>> Start Listed records

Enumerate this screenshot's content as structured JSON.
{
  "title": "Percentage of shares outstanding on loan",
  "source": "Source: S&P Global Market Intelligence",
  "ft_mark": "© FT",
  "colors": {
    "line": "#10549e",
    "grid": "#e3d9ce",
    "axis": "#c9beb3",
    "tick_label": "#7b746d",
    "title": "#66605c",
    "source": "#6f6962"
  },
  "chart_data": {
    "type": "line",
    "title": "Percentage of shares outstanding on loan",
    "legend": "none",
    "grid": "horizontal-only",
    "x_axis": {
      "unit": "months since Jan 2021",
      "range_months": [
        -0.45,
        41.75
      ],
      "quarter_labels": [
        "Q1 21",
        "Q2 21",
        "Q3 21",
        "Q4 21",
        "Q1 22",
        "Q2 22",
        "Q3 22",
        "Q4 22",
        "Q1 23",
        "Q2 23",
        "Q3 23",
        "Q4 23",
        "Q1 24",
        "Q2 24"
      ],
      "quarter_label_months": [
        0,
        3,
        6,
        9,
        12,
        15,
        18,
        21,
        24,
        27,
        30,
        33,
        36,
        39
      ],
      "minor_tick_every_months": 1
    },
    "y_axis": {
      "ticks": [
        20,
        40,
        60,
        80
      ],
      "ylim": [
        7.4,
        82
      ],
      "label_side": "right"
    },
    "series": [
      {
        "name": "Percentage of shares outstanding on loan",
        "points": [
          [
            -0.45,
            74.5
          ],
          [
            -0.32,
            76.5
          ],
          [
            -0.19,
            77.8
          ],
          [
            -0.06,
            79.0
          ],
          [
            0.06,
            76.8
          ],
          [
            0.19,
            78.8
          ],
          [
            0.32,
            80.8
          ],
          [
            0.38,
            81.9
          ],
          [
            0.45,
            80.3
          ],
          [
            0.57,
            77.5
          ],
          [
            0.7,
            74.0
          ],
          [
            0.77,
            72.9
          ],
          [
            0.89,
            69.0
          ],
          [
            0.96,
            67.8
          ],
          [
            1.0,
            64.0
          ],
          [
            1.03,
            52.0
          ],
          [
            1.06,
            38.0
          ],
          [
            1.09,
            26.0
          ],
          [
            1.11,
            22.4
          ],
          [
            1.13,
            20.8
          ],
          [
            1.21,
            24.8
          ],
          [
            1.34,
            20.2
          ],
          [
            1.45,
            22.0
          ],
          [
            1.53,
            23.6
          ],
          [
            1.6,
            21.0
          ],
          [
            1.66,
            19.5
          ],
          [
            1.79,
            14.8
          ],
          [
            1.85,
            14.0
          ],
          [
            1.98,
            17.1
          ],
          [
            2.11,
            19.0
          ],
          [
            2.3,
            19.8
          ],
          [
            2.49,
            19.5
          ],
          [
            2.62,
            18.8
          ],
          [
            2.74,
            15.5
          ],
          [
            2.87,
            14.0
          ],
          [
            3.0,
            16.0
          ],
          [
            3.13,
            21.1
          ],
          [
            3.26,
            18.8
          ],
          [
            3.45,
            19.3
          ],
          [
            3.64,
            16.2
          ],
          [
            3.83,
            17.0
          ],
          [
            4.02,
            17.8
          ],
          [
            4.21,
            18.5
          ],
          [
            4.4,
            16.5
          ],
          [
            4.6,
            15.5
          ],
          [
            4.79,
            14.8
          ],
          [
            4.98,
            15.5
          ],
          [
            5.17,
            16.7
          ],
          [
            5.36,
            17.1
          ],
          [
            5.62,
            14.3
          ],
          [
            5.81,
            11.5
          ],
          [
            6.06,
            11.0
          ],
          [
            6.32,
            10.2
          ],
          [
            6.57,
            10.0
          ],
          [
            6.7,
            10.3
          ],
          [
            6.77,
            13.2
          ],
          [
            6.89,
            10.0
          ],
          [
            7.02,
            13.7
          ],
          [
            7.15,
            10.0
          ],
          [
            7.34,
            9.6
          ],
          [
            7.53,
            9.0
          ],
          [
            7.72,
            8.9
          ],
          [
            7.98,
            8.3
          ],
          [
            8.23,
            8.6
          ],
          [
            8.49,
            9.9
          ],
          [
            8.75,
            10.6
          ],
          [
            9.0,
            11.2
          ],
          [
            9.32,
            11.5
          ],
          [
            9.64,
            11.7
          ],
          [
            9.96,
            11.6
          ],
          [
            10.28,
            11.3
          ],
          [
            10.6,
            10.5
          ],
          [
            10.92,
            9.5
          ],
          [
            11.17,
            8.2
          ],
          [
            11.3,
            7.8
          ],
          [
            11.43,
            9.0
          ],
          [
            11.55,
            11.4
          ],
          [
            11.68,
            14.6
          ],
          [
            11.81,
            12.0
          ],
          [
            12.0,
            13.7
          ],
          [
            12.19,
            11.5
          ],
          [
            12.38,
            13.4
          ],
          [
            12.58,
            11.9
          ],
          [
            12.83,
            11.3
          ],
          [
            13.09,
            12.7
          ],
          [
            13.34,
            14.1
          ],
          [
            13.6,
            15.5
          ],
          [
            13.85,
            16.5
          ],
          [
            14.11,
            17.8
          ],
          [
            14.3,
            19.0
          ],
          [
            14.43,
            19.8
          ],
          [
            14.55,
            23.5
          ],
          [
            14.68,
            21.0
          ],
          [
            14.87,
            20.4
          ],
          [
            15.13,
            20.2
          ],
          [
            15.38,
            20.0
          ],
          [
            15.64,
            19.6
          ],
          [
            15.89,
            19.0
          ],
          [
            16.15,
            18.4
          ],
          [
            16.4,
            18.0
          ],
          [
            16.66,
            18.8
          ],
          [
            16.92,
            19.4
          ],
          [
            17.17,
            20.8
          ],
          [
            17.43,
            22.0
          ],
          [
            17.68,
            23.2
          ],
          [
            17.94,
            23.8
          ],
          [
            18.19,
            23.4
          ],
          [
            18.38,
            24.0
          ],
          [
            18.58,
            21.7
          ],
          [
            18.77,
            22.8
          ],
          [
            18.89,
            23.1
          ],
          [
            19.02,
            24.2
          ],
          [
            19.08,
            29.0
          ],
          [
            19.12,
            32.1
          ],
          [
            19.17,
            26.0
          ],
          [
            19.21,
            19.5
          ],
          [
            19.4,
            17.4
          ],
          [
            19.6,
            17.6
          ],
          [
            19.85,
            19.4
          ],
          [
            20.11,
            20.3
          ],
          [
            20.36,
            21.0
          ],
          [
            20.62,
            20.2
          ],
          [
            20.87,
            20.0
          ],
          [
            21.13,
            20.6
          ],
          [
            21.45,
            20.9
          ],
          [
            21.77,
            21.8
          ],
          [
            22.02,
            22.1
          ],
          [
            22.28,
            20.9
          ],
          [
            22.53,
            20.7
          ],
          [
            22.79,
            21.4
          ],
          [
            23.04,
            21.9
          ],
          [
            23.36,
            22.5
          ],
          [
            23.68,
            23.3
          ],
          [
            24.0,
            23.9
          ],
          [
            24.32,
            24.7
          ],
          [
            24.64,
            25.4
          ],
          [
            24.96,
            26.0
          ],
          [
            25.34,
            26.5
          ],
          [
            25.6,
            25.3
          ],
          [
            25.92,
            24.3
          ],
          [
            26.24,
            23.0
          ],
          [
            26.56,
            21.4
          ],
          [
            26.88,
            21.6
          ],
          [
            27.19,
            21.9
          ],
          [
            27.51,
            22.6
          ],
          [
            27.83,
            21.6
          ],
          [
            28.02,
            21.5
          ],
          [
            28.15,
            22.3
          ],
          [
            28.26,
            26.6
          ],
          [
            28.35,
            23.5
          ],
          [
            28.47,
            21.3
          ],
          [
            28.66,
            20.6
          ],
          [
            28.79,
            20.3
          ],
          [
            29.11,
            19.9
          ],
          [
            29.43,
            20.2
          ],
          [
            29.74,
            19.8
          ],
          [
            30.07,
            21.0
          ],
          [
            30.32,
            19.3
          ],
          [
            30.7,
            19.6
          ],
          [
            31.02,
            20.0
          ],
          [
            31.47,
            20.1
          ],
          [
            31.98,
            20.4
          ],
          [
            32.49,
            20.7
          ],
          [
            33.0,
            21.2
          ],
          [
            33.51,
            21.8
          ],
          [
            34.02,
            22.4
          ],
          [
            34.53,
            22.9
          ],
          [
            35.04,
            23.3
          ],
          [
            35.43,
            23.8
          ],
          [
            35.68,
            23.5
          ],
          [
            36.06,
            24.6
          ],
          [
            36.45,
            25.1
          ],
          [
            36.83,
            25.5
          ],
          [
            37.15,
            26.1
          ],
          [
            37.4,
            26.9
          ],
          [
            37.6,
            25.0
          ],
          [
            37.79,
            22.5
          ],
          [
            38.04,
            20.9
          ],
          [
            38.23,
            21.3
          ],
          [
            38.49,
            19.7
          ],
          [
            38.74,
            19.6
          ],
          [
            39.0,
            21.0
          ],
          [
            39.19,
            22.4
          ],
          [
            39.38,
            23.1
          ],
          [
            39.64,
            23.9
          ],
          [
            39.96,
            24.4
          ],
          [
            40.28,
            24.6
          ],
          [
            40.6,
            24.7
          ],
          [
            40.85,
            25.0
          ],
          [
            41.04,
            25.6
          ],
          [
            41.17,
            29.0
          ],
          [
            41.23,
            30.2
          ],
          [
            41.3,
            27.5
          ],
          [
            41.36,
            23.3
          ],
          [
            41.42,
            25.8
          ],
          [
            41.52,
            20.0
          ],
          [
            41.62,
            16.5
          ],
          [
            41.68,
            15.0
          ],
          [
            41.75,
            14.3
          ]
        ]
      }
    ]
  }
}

>> End Listed records
>> Start Listed records

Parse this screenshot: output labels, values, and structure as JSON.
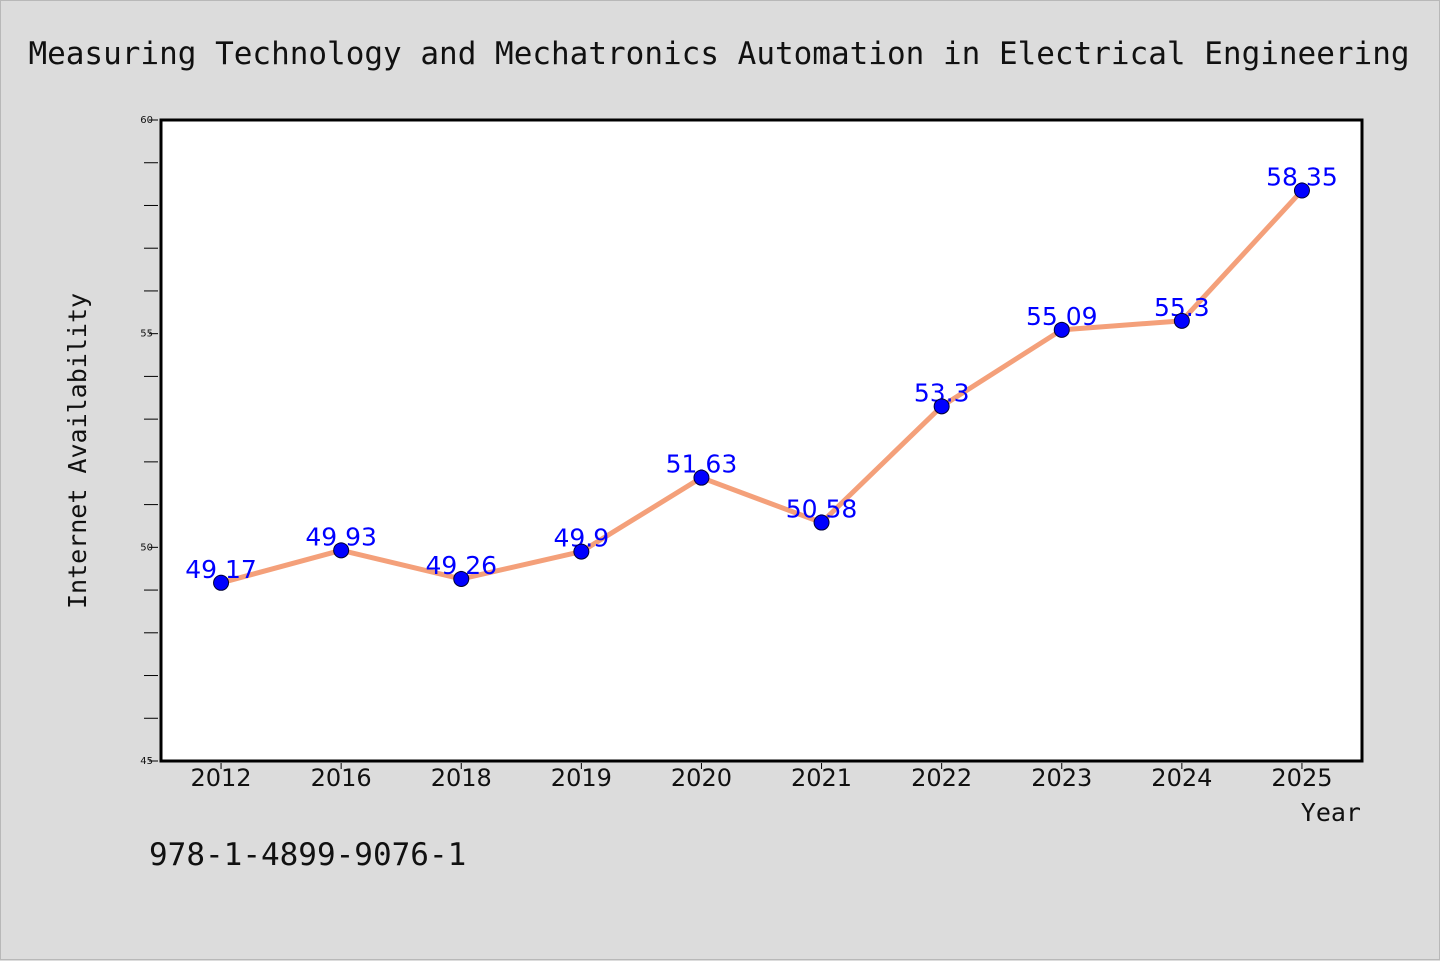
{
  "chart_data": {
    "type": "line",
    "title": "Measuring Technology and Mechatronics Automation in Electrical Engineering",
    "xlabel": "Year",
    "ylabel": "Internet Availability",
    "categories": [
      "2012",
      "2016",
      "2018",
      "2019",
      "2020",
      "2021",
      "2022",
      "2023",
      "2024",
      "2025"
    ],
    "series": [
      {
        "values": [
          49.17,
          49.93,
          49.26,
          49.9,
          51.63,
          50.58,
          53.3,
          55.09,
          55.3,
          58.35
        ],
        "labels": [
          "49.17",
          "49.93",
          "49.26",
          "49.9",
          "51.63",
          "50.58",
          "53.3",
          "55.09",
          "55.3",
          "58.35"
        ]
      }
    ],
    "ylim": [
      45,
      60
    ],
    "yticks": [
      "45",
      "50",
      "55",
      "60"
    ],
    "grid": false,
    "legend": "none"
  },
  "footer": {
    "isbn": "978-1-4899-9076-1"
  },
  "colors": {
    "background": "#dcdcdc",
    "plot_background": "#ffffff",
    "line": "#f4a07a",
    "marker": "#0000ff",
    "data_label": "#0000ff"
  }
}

>> End Listed records

- _Given task_:
Every line that holds the word "values" should be extracted.

- _The completed task_:
Parse this screenshot: output labels, values, and structure as JSON.
        "values": [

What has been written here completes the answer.